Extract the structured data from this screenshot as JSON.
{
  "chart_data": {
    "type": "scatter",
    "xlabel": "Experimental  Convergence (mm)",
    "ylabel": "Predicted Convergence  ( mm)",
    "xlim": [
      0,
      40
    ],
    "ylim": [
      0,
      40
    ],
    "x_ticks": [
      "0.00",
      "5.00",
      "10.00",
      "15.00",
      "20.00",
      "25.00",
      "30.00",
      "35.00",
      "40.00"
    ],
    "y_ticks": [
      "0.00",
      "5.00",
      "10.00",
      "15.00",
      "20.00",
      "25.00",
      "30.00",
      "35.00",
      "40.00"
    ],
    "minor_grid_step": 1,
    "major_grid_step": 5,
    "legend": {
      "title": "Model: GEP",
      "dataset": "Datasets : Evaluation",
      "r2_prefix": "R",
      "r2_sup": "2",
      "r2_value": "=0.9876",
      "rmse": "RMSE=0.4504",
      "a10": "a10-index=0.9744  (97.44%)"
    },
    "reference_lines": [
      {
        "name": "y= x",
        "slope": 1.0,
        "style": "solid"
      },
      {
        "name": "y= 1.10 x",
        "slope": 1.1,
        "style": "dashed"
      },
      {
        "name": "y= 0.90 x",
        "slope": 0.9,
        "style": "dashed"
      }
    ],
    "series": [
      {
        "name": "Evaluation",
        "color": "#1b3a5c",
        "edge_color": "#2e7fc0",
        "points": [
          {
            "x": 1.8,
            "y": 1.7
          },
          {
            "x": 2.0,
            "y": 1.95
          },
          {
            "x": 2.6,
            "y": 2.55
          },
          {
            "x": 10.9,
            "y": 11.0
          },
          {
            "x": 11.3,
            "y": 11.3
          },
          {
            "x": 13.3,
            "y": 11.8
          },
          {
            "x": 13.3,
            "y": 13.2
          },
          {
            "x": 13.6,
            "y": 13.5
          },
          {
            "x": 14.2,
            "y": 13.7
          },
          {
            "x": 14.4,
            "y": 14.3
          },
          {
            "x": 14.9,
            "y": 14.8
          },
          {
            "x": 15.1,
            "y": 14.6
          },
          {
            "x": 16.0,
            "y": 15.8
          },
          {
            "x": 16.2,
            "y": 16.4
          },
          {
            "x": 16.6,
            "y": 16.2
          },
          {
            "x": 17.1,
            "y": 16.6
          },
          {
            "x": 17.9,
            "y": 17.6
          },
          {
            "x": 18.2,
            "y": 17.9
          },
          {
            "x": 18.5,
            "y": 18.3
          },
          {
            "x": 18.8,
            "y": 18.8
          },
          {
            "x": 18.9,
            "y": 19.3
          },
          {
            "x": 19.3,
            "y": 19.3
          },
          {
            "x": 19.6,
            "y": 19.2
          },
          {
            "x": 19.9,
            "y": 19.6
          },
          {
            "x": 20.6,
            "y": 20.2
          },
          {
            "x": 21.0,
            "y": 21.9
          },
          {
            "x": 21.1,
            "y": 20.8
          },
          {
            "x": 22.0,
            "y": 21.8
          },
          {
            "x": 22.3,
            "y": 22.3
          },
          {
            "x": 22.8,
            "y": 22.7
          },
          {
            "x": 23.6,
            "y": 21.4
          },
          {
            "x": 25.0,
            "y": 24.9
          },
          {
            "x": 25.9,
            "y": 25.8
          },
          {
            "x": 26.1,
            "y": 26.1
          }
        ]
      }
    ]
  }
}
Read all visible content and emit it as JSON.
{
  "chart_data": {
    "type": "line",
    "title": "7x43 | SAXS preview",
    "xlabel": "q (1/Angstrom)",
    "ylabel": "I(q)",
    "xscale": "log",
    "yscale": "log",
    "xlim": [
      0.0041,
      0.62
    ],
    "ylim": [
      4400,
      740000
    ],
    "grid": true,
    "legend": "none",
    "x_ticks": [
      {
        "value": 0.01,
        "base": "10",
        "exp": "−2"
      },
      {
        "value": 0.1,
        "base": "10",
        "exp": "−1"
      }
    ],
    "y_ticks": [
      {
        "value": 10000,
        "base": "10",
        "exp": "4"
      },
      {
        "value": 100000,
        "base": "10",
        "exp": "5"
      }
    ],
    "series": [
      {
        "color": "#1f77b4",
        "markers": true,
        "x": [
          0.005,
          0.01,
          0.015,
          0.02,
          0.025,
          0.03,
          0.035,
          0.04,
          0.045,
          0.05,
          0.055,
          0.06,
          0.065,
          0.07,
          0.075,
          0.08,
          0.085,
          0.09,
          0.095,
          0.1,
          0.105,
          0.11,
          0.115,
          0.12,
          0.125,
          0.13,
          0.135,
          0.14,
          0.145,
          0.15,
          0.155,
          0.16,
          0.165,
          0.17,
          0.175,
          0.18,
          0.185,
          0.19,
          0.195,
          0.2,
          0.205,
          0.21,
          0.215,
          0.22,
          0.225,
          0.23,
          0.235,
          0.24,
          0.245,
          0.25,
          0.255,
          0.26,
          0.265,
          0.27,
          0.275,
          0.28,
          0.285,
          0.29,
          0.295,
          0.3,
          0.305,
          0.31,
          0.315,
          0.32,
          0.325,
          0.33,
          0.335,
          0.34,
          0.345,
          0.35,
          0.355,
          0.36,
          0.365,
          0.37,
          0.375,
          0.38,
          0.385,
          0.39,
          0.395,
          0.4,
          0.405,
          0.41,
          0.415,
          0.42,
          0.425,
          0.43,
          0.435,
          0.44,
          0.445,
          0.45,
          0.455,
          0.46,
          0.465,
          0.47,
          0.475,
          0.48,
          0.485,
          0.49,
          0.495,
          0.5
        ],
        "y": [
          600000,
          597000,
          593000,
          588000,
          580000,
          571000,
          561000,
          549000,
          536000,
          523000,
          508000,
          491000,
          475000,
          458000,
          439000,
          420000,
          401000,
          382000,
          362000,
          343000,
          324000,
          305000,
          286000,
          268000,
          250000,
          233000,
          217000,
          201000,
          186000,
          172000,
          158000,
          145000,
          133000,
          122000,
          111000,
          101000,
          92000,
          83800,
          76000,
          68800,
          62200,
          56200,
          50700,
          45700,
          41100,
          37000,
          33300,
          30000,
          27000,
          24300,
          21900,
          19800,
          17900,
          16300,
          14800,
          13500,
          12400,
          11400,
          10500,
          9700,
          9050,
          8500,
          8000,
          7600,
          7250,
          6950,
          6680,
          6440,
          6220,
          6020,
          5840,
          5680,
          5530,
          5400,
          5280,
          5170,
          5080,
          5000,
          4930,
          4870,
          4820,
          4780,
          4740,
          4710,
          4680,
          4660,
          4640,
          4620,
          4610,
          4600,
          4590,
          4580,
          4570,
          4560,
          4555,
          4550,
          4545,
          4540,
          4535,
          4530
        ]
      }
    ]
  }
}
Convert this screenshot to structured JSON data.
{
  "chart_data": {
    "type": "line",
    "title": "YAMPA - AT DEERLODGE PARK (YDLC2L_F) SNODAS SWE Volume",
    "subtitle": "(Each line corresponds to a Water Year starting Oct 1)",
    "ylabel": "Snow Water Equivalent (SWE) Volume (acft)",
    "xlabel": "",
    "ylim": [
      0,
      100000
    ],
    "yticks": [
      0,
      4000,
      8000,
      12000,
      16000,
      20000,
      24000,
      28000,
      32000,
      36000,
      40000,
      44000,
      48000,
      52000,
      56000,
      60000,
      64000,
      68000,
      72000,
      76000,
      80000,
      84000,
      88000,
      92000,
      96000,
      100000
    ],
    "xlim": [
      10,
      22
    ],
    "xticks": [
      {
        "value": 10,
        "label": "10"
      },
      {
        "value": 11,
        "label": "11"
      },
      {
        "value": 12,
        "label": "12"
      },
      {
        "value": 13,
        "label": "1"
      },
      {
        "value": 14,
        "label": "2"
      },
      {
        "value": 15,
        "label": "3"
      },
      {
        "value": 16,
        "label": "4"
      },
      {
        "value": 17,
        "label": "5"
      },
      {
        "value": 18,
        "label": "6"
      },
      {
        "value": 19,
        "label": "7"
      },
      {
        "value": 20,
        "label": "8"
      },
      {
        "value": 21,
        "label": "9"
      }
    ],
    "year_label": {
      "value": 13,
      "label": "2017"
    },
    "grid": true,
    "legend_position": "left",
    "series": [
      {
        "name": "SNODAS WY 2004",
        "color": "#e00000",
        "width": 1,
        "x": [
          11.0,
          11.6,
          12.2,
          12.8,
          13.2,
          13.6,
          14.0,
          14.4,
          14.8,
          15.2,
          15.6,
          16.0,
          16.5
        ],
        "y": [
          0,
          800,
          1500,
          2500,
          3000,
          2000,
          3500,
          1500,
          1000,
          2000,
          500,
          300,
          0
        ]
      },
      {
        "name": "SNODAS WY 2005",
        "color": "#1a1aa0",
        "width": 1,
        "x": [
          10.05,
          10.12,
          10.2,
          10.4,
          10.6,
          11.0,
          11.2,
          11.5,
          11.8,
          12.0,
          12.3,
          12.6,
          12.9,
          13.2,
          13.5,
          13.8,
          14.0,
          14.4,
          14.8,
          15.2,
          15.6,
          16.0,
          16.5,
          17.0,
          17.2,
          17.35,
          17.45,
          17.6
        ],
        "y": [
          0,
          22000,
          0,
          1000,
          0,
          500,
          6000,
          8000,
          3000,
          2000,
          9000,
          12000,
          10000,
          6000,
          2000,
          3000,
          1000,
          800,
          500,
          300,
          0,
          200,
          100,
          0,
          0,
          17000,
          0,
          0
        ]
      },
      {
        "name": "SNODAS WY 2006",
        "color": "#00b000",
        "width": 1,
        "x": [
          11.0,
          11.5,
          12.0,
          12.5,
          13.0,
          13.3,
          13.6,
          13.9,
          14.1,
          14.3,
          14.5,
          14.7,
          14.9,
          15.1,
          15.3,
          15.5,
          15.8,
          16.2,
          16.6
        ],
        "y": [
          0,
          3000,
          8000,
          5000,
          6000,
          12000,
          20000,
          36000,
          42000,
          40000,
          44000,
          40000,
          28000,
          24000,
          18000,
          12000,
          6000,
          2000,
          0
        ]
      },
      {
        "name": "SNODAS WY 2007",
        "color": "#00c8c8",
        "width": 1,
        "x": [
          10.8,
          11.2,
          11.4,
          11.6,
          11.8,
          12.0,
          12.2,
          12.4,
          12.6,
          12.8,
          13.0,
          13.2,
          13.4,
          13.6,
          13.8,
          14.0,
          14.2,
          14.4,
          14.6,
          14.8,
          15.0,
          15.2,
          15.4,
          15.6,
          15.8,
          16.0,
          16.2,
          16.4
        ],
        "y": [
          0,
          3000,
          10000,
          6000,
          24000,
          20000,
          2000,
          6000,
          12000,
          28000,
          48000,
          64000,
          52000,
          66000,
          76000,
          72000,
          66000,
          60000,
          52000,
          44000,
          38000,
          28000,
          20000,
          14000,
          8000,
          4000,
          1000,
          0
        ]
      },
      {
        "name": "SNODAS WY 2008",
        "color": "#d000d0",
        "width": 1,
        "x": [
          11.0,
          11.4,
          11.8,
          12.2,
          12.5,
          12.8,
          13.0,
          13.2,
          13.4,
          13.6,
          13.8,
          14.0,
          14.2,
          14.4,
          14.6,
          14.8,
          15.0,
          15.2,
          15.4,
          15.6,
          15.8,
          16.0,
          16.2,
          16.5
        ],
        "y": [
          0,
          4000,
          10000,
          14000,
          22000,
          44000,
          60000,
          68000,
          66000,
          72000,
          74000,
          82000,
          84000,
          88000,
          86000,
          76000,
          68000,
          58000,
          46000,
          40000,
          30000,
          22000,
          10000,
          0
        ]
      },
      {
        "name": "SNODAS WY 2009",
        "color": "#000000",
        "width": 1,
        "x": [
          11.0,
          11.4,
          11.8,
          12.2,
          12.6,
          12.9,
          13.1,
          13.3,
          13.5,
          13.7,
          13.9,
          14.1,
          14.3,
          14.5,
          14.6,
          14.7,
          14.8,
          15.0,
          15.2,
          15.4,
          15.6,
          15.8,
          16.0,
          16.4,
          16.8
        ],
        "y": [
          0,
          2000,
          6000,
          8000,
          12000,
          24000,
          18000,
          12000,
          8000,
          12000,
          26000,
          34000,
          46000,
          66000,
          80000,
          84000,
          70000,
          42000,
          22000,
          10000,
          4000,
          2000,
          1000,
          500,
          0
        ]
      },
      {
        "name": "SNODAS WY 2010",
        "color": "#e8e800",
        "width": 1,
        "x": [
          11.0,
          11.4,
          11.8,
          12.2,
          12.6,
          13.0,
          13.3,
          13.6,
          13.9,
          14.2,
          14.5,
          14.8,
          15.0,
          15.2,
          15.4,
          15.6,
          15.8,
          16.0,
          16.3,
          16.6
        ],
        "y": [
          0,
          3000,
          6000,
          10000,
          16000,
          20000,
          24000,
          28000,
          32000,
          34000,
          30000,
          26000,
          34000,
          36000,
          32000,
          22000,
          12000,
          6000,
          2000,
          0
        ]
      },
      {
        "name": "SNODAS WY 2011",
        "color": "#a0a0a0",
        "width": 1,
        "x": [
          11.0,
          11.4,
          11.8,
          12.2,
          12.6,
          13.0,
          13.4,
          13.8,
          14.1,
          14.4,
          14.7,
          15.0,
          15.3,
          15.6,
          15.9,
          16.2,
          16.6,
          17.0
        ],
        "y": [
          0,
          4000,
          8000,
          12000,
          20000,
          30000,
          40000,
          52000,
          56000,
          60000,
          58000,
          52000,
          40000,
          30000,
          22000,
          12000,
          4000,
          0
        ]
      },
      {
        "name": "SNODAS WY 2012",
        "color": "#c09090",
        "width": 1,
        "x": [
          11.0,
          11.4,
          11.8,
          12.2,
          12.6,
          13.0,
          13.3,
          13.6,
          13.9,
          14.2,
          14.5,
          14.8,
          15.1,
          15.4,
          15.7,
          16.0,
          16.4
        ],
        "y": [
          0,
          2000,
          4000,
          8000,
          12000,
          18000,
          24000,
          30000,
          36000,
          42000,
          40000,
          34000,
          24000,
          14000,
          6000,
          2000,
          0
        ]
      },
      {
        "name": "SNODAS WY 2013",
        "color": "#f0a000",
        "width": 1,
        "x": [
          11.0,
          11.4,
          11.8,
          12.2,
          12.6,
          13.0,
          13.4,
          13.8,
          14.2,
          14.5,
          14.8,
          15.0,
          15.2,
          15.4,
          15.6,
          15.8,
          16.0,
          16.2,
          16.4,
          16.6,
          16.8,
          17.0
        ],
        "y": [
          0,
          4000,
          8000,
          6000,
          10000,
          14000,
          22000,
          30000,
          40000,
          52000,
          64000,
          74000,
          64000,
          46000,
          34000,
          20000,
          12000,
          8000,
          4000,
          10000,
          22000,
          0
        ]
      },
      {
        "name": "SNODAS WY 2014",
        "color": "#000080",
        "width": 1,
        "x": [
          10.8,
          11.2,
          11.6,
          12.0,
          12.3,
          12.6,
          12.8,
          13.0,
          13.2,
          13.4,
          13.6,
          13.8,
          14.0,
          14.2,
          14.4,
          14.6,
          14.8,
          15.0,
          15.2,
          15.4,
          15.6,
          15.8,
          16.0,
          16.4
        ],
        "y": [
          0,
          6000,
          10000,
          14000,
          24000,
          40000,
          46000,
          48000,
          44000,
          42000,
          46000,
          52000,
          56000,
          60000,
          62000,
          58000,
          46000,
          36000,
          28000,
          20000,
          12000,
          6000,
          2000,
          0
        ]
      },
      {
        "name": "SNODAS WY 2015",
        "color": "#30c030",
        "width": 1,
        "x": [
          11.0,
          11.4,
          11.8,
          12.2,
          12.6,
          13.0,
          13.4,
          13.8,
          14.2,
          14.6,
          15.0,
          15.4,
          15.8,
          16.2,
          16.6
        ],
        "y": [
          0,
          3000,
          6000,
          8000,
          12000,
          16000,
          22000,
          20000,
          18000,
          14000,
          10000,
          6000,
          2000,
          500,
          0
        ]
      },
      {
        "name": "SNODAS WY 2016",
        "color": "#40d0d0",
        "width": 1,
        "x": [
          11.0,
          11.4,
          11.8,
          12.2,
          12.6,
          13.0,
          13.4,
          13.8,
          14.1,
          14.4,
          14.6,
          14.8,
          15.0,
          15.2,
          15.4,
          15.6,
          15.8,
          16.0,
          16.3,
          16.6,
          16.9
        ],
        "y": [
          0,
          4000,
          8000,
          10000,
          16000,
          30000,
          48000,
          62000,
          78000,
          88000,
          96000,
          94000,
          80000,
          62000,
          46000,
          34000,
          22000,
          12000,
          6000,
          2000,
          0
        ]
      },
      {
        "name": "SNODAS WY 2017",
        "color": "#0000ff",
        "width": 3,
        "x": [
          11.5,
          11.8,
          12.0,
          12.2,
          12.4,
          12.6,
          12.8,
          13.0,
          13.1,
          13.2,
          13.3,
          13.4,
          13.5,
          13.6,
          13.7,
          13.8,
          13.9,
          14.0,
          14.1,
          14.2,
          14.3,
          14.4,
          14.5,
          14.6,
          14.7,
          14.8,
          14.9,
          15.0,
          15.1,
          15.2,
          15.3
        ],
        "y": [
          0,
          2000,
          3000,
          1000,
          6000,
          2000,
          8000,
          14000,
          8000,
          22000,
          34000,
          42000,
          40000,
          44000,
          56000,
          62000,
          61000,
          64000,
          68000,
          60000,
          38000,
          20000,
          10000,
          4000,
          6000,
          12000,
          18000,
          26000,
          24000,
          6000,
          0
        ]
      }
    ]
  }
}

**Challenge:** Check each line of the records above for the string "screenshot", and report every line that has it.

**Written response:**
Extract the structured data from this screenshot as JSON.
Convert this screenshot to structured JSON data.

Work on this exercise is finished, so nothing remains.